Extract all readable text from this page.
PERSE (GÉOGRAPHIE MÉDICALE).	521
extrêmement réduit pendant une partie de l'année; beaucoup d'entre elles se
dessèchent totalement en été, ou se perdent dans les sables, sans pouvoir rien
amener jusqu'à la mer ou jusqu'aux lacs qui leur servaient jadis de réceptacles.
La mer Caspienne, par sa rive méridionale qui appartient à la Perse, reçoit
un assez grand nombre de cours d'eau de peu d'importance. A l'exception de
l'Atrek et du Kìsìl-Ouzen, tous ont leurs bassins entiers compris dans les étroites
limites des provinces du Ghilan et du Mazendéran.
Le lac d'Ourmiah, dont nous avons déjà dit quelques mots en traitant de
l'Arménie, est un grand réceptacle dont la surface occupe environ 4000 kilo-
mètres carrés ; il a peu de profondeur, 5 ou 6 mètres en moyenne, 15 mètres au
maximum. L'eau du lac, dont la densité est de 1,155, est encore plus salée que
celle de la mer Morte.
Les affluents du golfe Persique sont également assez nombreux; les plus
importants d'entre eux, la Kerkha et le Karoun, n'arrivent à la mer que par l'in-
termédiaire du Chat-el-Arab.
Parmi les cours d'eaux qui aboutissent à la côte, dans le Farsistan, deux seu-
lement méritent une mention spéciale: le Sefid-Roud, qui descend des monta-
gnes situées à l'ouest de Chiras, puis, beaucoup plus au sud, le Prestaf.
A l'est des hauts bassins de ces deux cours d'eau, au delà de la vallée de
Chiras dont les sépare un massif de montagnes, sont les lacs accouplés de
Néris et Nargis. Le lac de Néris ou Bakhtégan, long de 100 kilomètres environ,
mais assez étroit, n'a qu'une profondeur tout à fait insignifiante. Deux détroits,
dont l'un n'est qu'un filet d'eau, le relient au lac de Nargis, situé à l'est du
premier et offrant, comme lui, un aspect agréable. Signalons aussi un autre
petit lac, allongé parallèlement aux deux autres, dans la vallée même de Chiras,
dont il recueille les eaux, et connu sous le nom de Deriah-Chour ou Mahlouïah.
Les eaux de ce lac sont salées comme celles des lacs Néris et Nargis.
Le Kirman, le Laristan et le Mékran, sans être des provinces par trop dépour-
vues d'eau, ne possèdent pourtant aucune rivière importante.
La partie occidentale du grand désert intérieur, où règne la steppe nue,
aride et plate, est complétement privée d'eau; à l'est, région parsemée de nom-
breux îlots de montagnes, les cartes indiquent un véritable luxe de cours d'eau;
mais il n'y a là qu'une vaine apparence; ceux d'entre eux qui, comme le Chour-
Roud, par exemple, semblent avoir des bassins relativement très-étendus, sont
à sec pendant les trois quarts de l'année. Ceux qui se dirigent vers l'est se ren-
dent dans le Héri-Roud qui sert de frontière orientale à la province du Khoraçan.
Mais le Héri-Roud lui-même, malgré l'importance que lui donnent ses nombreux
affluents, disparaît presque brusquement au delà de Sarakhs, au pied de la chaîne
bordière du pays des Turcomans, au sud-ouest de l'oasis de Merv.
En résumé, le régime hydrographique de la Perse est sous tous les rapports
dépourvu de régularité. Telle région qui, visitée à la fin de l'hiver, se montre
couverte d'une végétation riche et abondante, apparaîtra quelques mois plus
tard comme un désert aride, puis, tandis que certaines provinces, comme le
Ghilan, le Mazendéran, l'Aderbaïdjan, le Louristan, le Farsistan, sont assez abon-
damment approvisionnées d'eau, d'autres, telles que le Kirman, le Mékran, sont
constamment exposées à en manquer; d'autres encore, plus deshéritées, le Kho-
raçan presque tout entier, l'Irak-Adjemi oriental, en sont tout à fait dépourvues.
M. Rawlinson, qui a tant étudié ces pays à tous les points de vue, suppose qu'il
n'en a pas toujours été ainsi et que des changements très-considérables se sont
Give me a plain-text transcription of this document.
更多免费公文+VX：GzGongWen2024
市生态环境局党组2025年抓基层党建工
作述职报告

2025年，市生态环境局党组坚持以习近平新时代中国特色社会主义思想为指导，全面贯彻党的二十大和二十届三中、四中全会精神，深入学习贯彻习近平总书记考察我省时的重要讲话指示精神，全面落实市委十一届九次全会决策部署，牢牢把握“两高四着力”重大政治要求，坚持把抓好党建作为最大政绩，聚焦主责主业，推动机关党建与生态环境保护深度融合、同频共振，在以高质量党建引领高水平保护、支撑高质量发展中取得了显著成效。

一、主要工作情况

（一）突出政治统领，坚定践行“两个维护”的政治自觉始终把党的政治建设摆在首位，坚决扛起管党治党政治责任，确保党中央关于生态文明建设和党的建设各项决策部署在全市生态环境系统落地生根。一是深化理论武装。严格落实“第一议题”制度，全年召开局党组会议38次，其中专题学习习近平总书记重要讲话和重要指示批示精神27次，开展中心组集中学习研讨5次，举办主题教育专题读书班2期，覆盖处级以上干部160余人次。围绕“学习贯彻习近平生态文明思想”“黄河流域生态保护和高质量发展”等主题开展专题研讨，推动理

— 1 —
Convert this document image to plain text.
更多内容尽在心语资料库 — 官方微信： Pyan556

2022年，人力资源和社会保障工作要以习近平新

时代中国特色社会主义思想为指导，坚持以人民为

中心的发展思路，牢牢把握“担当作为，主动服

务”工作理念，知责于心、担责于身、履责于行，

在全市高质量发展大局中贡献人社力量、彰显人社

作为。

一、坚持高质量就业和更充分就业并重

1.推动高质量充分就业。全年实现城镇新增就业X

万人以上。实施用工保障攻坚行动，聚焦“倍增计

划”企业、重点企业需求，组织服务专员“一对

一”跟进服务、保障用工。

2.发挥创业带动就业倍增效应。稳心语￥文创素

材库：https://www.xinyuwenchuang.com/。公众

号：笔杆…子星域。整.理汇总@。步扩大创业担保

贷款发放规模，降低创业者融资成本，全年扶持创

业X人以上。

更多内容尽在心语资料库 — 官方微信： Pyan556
◆ ◆ ◆
## Written exercise
Go through the records above, find every line with the word "comme", and list those lines.

## Exercise output
premier et offrant, comme lui, un aspect agréable. Signalons aussi un autre
Les eaux de ce lac sont salées comme celles des lacs Néris et Nargis.
mais il n'y a là qu'une vaine apparence; ceux d'entre eux qui, comme le Chour-
tard comme un désert aride, puis, tandis que certaines provinces, comme le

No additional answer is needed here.